## Begin PROVIDED TEXT
CSV writer problem

Hello guys,

I have a trouble with CSV writer node.

I need to write really huge table to csv file.

1.8M rows and 130 columns.

I have 1TB SSD, 32GB RAM, i7 CPU, not bad machine, but it always go only to 29% and after that I wait for example one hour and it has no progress at all and I need to shutdown KNIME. It freeze.

Any idea why? Is table too big?

Thank you guys.

Jiri

Hello @sm0lda,

how many memory have you assigned to KNIME? At first table doesn’t seem big enough to present problems for KNIME and your machine. I have just successfully written out 900.000 rows and 100 columns on less power machine. Have you tried some other writer node for reference? For example Table Writer or new CSV Writer (Labs) node?

Br,
Ivan

Hallo @ipazin,

I tried CSV writer (labs) and have the same. 29% and stuck.

I have 24GB allocated for knime in .ini file -Xmx24576m

That should be enough or?

Any other idea?

It is really shame I finish my transformation within a few minutes, but at the end I can not write output file :slight_smile:

Hello @sm0lda,

Maybe too much in case you are running something else on your machine :smiley:

Weird to stuck at same percentage. Sounds like some data format issue and not memory related. Have you tried Table Writer? Also you can try to split your data into smaller parts and then use CSV Writer to see if there is any data format related problem which causes KNIME to freeze.

Br,
Ivan

1 Like

CSV writer can append data to an existing file. Have you maybe tried to do that in chunks?

1 Like

Hello @mlauber71,

I have identified portion of data causes troubles. If I excluded them csv writer is successful. But I do not know how to deal with those problematic data. It is circa about 80% from total…

well could you tell us more about this data (maybe even provide a sample without spelling secret informations). Are you able to write a small portion of this to a CSV file and how would that look.

Do you absolutely have to use CSV. Somtimes a format like Parquet or ORC might be better suited to handle complex files.

Hello @mlauber71,

thanks for your reply.

Sample file is attached.

test.txt (413.1 KB)

These lines are part of those problematic data. The file contains very few lines just for test purposes, but there was no problem with csv writer.

Thank you

Jiri

I found a hint of what is going on. On my Mac I could read and write your file without issue but I found one strange thing.

If you open the file in a editor you find these strange line breaks or so it seems. If you export this and read it back (with word) you find a strange little dot.
## End PROVIDED TEXT
## Begin DATA SUPPLIED
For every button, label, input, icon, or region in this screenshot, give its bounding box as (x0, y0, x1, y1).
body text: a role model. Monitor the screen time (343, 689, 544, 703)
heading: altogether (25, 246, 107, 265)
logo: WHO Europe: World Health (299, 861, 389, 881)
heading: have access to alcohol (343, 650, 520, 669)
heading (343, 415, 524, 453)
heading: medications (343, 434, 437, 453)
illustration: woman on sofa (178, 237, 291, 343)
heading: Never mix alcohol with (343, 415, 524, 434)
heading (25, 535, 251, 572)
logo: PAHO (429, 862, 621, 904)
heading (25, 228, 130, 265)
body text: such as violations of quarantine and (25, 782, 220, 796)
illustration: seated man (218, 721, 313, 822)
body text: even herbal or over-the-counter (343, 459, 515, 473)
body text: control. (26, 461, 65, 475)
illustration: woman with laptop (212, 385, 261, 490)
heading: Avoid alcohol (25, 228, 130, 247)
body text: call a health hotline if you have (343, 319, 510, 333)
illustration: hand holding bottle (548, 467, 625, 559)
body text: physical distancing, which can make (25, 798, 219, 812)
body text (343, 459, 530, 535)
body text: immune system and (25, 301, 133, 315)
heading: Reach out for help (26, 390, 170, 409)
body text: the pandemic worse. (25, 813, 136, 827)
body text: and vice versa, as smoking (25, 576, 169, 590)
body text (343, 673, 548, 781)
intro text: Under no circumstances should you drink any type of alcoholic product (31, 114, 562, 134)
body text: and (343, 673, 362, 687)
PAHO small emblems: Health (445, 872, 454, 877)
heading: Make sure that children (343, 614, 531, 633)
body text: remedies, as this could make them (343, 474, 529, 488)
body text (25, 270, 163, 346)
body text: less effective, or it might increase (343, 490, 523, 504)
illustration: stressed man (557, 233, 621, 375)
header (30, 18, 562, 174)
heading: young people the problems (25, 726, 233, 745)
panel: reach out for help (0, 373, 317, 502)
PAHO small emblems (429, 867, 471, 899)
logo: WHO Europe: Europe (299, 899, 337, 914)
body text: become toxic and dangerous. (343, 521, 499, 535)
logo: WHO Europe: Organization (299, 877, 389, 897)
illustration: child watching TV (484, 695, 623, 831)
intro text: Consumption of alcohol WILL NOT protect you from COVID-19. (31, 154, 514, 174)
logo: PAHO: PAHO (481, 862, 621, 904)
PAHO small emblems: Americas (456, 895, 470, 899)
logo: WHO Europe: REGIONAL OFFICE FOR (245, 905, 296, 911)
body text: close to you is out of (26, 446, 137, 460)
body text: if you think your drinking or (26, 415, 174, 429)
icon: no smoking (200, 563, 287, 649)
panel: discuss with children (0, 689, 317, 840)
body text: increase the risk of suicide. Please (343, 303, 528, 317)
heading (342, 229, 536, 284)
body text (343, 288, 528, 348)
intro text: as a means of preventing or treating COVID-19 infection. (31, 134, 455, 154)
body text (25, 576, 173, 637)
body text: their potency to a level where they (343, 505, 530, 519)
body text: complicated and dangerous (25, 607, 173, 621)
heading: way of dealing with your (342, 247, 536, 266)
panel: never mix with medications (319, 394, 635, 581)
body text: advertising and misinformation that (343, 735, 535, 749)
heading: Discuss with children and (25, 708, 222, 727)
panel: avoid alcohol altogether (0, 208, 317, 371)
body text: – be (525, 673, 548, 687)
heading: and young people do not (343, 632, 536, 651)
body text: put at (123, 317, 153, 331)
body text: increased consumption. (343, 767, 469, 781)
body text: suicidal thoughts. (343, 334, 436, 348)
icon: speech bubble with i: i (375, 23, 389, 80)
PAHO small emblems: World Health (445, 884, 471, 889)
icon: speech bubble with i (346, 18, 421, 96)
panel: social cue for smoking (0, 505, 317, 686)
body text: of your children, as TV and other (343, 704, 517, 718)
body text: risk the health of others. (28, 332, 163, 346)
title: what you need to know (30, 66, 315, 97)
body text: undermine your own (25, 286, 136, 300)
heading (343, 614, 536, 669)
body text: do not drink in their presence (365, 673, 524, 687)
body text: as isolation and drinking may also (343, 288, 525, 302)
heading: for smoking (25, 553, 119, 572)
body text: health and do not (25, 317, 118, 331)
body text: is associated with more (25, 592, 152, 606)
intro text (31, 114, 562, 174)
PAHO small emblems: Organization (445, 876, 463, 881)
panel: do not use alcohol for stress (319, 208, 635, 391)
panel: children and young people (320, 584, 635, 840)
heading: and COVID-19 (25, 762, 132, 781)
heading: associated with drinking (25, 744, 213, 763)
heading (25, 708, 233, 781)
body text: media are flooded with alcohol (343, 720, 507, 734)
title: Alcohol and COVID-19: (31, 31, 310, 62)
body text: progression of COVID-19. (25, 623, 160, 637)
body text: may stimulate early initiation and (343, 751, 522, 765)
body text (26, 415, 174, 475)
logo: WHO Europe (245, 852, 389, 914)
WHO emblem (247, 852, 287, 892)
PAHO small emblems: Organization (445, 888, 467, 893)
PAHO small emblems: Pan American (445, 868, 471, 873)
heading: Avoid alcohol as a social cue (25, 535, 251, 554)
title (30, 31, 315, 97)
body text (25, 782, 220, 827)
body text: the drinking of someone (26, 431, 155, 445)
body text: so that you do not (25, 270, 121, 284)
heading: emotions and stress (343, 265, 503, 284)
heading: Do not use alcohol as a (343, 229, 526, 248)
## End DATA SUPPLIED
▶ _GIVEN EXERCISE 1_: Reproduce the CSV writer thread word for word, everything from "how many memory" down to "Writer (Labs) node?".
▶ _GIVEN EXERCISE 2_: Render the entries as a numbered list, leaving out blank lines, covering everything from the first entry down to the one containing "heading: Avoid alcohol (25, 228, 130, 247)".

▶ _EXPECTED OUTPUT 1_:
how many memory have you assigned to KNIME? At first table doesn’t seem big enough to present problems for KNIME and your machine. I have just successfully written out 900.000 rows and 100 columns on less power machine. Have you tried some other writer node for reference? For example Table Writer or new CSV Writer (Labs) node?

▶ _EXPECTED OUTPUT 2_:
1. For every button, label, input, icon, or region in this screenshot, give its bounding box as (x0, y0, x1, y1).
2. body text: a role model. Monitor the screen time (343, 689, 544, 703)
3. heading: altogether (25, 246, 107, 265)
4. logo: WHO Europe: World Health (299, 861, 389, 881)
5. heading: have access to alcohol (343, 650, 520, 669)
6. heading (343, 415, 524, 453)
7. heading: medications (343, 434, 437, 453)
8. illustration: woman on sofa (178, 237, 291, 343)
9. heading: Never mix alcohol with (343, 415, 524, 434)
10. heading (25, 535, 251, 572)
11. logo: PAHO (429, 862, 621, 904)
12. heading (25, 228, 130, 265)
13. body text: such as violations of quarantine and (25, 782, 220, 796)
14. illustration: seated man (218, 721, 313, 822)
15. body text: even herbal or over-the-counter (343, 459, 515, 473)
16. body text: control. (26, 461, 65, 475)
17. illustration: woman with laptop (212, 385, 261, 490)
18. heading: Avoid alcohol (25, 228, 130, 247)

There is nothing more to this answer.